• _The task_
Can you output every line of the data below as a numbered list, skipping blank lines and leaving out the pictures?

═══ Data shown ═══

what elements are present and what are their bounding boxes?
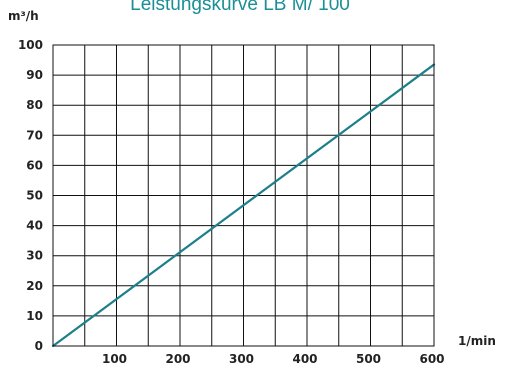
- y-tick-label: 0: [35, 339, 43, 353]
- x-axis-label: 1/min: [458, 334, 496, 348]
- x-tick-label: 600: [419, 352, 444, 366]
- y-tick-label: 70: [26, 128, 43, 142]
- y-axis-label: m³/h: [8, 9, 39, 23]
- performance-line: [51, 63, 436, 348]
- series: [51, 63, 436, 348]
- x-tick-label: 200: [165, 352, 190, 366]
- y-tick-label: 60: [26, 158, 43, 172]
- y-tick-label: 80: [26, 98, 43, 112]
- x-tick-label: 100: [102, 352, 127, 366]
- x-tick-label: 300: [229, 352, 254, 366]
- y-tick-label: 30: [26, 249, 43, 263]
- chart-title: Leistungskurve LB M/ 100: [130, 0, 350, 15]
- grid: [53, 45, 434, 346]
- x-tick-labels: 100 200 300 400 500 600: [102, 352, 445, 366]
- x-tick-label: 500: [356, 352, 381, 366]
- y-tick-label: 90: [26, 68, 43, 82]
- y-tick-label: 40: [26, 219, 43, 233]
- y-tick-label: 20: [26, 279, 43, 293]
- y-tick-label: 10: [26, 309, 43, 323]
- y-tick-label: 50: [26, 189, 43, 203]
- y-tick-labels: 0 10 20 30 40 50 60 70 80 90 100: [18, 38, 43, 353]
- plot-frame: [52, 44, 435, 347]
- y-tick-label: 100: [18, 38, 43, 52]
- x-tick-label: 400: [292, 352, 317, 366]
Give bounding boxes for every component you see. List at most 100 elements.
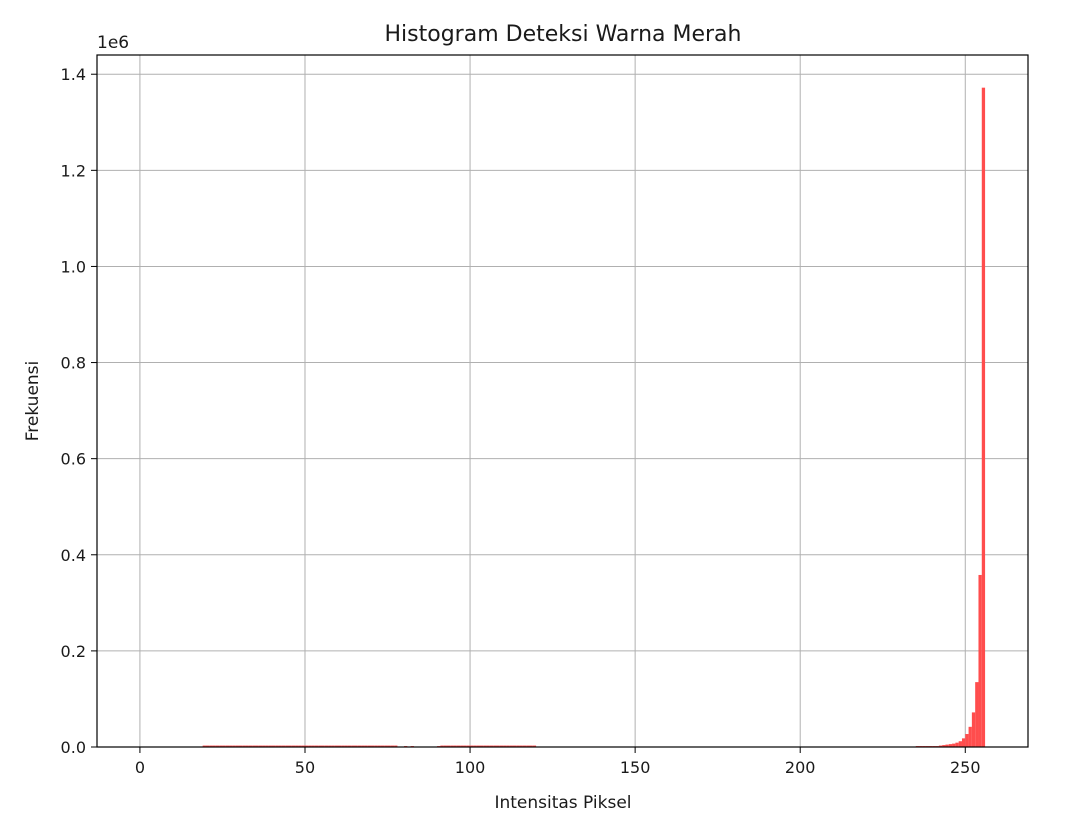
y-tick-label: 0.0 xyxy=(61,738,86,757)
x-tick-label: 50 xyxy=(295,758,315,777)
histogram-bar xyxy=(965,734,969,747)
histogram-bar xyxy=(450,745,454,747)
histogram-bar xyxy=(503,745,507,747)
grid xyxy=(97,55,1028,748)
y-tick-label: 0.4 xyxy=(61,546,86,565)
histogram-bar xyxy=(331,745,335,747)
histogram-bar xyxy=(948,744,953,747)
histogram-bar xyxy=(483,745,487,747)
histogram-bar xyxy=(265,745,269,747)
histogram-bar xyxy=(351,745,355,747)
histogram-bar xyxy=(476,745,480,747)
histogram-bar xyxy=(268,745,272,747)
histogram-bar xyxy=(258,745,263,747)
histogram-bar xyxy=(301,745,305,747)
histogram-bar xyxy=(364,745,368,747)
y-tick-label: 1.4 xyxy=(61,65,86,84)
x-tick-label: 0 xyxy=(135,758,145,777)
histogram-bar xyxy=(328,745,332,747)
y-tick-label: 0.2 xyxy=(61,642,86,661)
histogram-bar xyxy=(242,745,246,747)
histogram-bar xyxy=(380,745,385,747)
histogram-bar xyxy=(361,745,365,747)
histogram-bar xyxy=(479,745,484,747)
histogram-bar xyxy=(942,745,946,747)
histogram-bar xyxy=(252,745,256,747)
histogram-bar xyxy=(338,745,342,747)
histogram-bar xyxy=(271,745,276,747)
histogram-bar xyxy=(371,745,375,747)
histogram-bar xyxy=(971,712,976,747)
plot-frame xyxy=(96,54,1029,748)
histogram-bar xyxy=(202,745,206,747)
histogram-bar xyxy=(473,745,477,747)
x-tick-label: 250 xyxy=(950,758,981,777)
histogram-bar xyxy=(341,745,345,747)
histogram-bar xyxy=(321,745,325,747)
histogram-bar xyxy=(255,745,259,747)
histogram-bar xyxy=(493,745,497,747)
histogram-bar xyxy=(324,745,329,747)
histogram-bar xyxy=(311,745,315,747)
histogram-bar xyxy=(344,745,348,747)
x-tick-label: 200 xyxy=(785,758,816,777)
histogram-bar xyxy=(390,745,395,747)
histogram-bar xyxy=(958,741,962,747)
histogram-bar xyxy=(245,745,249,747)
y-axis-ticks: 0.0 0.2 0.4 0.6 0.8 1.0 1.2 1.4 xyxy=(61,65,97,757)
histogram-bar xyxy=(945,744,949,747)
histogram-bars xyxy=(202,87,986,747)
histogram-bar xyxy=(506,745,510,747)
histogram-bar xyxy=(232,745,236,747)
histogram-bar xyxy=(446,745,451,747)
histogram-bar xyxy=(238,745,243,747)
histogram-bar xyxy=(215,745,220,747)
histogram-bar xyxy=(952,743,956,747)
histogram-bar xyxy=(278,745,282,747)
histogram-bar xyxy=(384,745,388,747)
histogram-bar xyxy=(262,745,266,747)
histogram-bar xyxy=(222,745,226,747)
histogram-bar xyxy=(496,745,500,747)
y-axis-label: Frekuensi xyxy=(23,361,43,442)
histogram-bar xyxy=(470,745,474,747)
y-tick-label: 1.2 xyxy=(61,161,86,180)
histogram-bar xyxy=(975,682,979,747)
histogram-bar xyxy=(978,574,982,747)
histogram-bar xyxy=(295,745,299,747)
histogram-bar xyxy=(291,745,296,747)
histogram-bar xyxy=(374,745,378,747)
histogram-bar xyxy=(248,745,253,747)
histogram-bar xyxy=(225,745,230,747)
histogram-bar xyxy=(443,745,447,747)
histogram-bar xyxy=(314,745,319,747)
histogram-bar xyxy=(387,745,391,747)
histogram-bar xyxy=(205,745,210,747)
x-axis-ticks: 0 50 100 150 200 250 xyxy=(135,747,981,777)
histogram-bar xyxy=(456,745,461,747)
histogram-bar xyxy=(968,726,972,747)
histogram-bar xyxy=(463,745,467,747)
histogram-bar xyxy=(304,745,309,747)
histogram-bar xyxy=(288,745,292,747)
x-tick-label: 100 xyxy=(455,758,486,777)
histogram-bar xyxy=(938,745,943,747)
histogram-bar xyxy=(275,745,279,747)
histogram-bar xyxy=(460,745,464,747)
histogram-bar xyxy=(466,745,471,747)
y-tick-label: 1.0 xyxy=(61,257,86,276)
histogram-bar xyxy=(394,745,398,747)
histogram-bar xyxy=(512,745,517,747)
histogram-bar xyxy=(532,745,537,747)
histogram-bar xyxy=(486,745,490,747)
x-axis-label: Intensitas Piksel xyxy=(494,793,631,813)
histogram-bar xyxy=(334,745,339,747)
histogram-bar xyxy=(347,745,352,747)
y-offset-label: 1e6 xyxy=(97,33,129,53)
x-tick-label: 150 xyxy=(620,758,651,777)
histogram-bar xyxy=(318,745,322,747)
histogram-bar xyxy=(529,745,533,747)
histogram-bar xyxy=(357,745,362,747)
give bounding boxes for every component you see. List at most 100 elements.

═══

• _Final result_
1. what elements are present and what are their bounding boxes?
2. - y-tick-label: 0: [35, 339, 43, 353]
3. - x-axis-label: 1/min: [458, 334, 496, 348]
4. - x-tick-label: 600: [419, 352, 444, 366]
5. - y-tick-label: 70: [26, 128, 43, 142]
6. - y-axis-label: m³/h: [8, 9, 39, 23]
7. - performance-line: [51, 63, 436, 348]
8. - series: [51, 63, 436, 348]
9. - x-tick-label: 200: [165, 352, 190, 366]
10. - y-tick-label: 60: [26, 158, 43, 172]
11. - y-tick-label: 80: [26, 98, 43, 112]
12. - x-tick-label: 100: [102, 352, 127, 366]
13. - x-tick-label: 300: [229, 352, 254, 366]
14. - y-tick-label: 30: [26, 249, 43, 263]
15. - chart-title: Leistungskurve LB M/ 100: [130, 0, 350, 15]
16. - grid: [53, 45, 434, 346]
17. - x-tick-labels: 100 200 300 400 500 600: [102, 352, 445, 366]
18. - x-tick-label: 500: [356, 352, 381, 366]
19. - y-tick-label: 90: [26, 68, 43, 82]
20. - y-tick-label: 40: [26, 219, 43, 233]
21. - y-tick-label: 20: [26, 279, 43, 293]
22. - y-tick-label: 10: [26, 309, 43, 323]
23. - y-tick-label: 50: [26, 189, 43, 203]
24. - y-tick-labels: 0 10 20 30 40 50 60 70 80 90 100: [18, 38, 43, 353]
25. - plot-frame: [52, 44, 435, 347]
26. - y-tick-label: 100: [18, 38, 43, 52]
27. - x-tick-label: 400: [292, 352, 317, 366]
28. Give bounding boxes for every component you see. List at most 100 elements.
29. y-tick-label: 0.0 xyxy=(61,738,86,757)
30. x-tick-label: 50 xyxy=(295,758,315,777)
31. histogram-bar xyxy=(965,734,969,747)
32. histogram-bar xyxy=(450,745,454,747)
33. histogram-bar xyxy=(503,745,507,747)
34. grid xyxy=(97,55,1028,748)
35. y-tick-label: 0.4 xyxy=(61,546,86,565)
36. histogram-bar xyxy=(331,745,335,747)
37. histogram-bar xyxy=(948,744,953,747)
38. histogram-bar xyxy=(483,745,487,747)
39. histogram-bar xyxy=(265,745,269,747)
40. histogram-bar xyxy=(351,745,355,747)
41. histogram-bar xyxy=(476,745,480,747)
42. histogram-bar xyxy=(268,745,272,747)
43. histogram-bar xyxy=(258,745,263,747)
44. histogram-bar xyxy=(301,745,305,747)
45. histogram-bar xyxy=(364,745,368,747)
46. y-tick-label: 1.4 xyxy=(61,65,86,84)
47. x-tick-label: 0 xyxy=(135,758,145,777)
48. histogram-bar xyxy=(328,745,332,747)
49. y-tick-label: 0.2 xyxy=(61,642,86,661)
50. histogram-bar xyxy=(242,745,246,747)
51. histogram-bar xyxy=(380,745,385,747)
52. histogram-bar xyxy=(361,745,365,747)
53. histogram-bar xyxy=(479,745,484,747)
54. histogram-bar xyxy=(942,745,946,747)
55. histogram-bar xyxy=(252,745,256,747)
56. histogram-bar xyxy=(338,745,342,747)
57. histogram-bar xyxy=(271,745,276,747)
58. histogram-bar xyxy=(371,745,375,747)
59. histogram-bar xyxy=(971,712,976,747)
60. plot-frame xyxy=(96,54,1029,748)
61. histogram-bar xyxy=(202,745,206,747)
62. histogram-bar xyxy=(473,745,477,747)
63. x-tick-label: 250 xyxy=(950,758,981,777)
64. histogram-bar xyxy=(341,745,345,747)
65. histogram-bar xyxy=(321,745,325,747)
66. histogram-bar xyxy=(255,745,259,747)
67. histogram-bar xyxy=(493,745,497,747)
68. histogram-bar xyxy=(324,745,329,747)
69. histogram-bar xyxy=(311,745,315,747)
70. histogram-bar xyxy=(344,745,348,747)
71. x-tick-label: 200 xyxy=(785,758,816,777)
72. histogram-bar xyxy=(390,745,395,747)
73. histogram-bar xyxy=(958,741,962,747)
74. histogram-bar xyxy=(245,745,249,747)
75. y-axis-ticks: 0.0 0.2 0.4 0.6 0.8 1.0 1.2 1.4 xyxy=(61,65,97,757)
76. histogram-bar xyxy=(945,744,949,747)
77. histogram-bars xyxy=(202,87,986,747)
78. histogram-bar xyxy=(506,745,510,747)
79. histogram-bar xyxy=(232,745,236,747)
80. histogram-bar xyxy=(446,745,451,747)
81. histogram-bar xyxy=(238,745,243,747)
82. histogram-bar xyxy=(215,745,220,747)
83. histogram-bar xyxy=(952,743,956,747)
84. histogram-bar xyxy=(278,745,282,747)
85. histogram-bar xyxy=(384,745,388,747)
86. histogram-bar xyxy=(262,745,266,747)
87. histogram-bar xyxy=(222,745,226,747)
88. histogram-bar xyxy=(496,745,500,747)
89. y-axis-label: Frekuensi xyxy=(23,361,43,442)
90. histogram-bar xyxy=(470,745,474,747)
91. y-tick-label: 1.2 xyxy=(61,161,86,180)
92. histogram-bar xyxy=(975,682,979,747)
93. histogram-bar xyxy=(978,574,982,747)
94. histogram-bar xyxy=(295,745,299,747)
95. histogram-bar xyxy=(291,745,296,747)
96. histogram-bar xyxy=(374,745,378,747)
97. histogram-bar xyxy=(248,745,253,747)
98. histogram-bar xyxy=(225,745,230,747)
99. histogram-bar xyxy=(443,745,447,747)
100. histogram-bar xyxy=(314,745,319,747)
101. histogram-bar xyxy=(387,745,391,747)
102. histogram-bar xyxy=(205,745,210,747)
103. x-axis-ticks: 0 50 100 150 200 250 xyxy=(135,747,981,777)
104. histogram-bar xyxy=(456,745,461,747)
105. histogram-bar xyxy=(968,726,972,747)
106. histogram-bar xyxy=(463,745,467,747)
107. histogram-bar xyxy=(304,745,309,747)
108. histogram-bar xyxy=(288,745,292,747)
109. x-tick-label: 100 xyxy=(455,758,486,777)
110. histogram-bar xyxy=(938,745,943,747)
111. histogram-bar xyxy=(275,745,279,747)
112. histogram-bar xyxy=(460,745,464,747)
113. histogram-bar xyxy=(466,745,471,747)
114. y-tick-label: 1.0 xyxy=(61,257,86,276)
115. histogram-bar xyxy=(394,745,398,747)
116. histogram-bar xyxy=(512,745,517,747)
117. histogram-bar xyxy=(532,745,537,747)
118. histogram-bar xyxy=(486,745,490,747)
119. x-axis-label: Intensitas Piksel xyxy=(494,793,631,813)
120. histogram-bar xyxy=(334,745,339,747)
121. histogram-bar xyxy=(347,745,352,747)
122. y-offset-label: 1e6 xyxy=(97,33,129,53)
123. x-tick-label: 150 xyxy=(620,758,651,777)
124. histogram-bar xyxy=(318,745,322,747)
125. histogram-bar xyxy=(529,745,533,747)
126. histogram-bar xyxy=(357,745,362,747)
127. give bounding boxes for every component you see. List at most 100 elements.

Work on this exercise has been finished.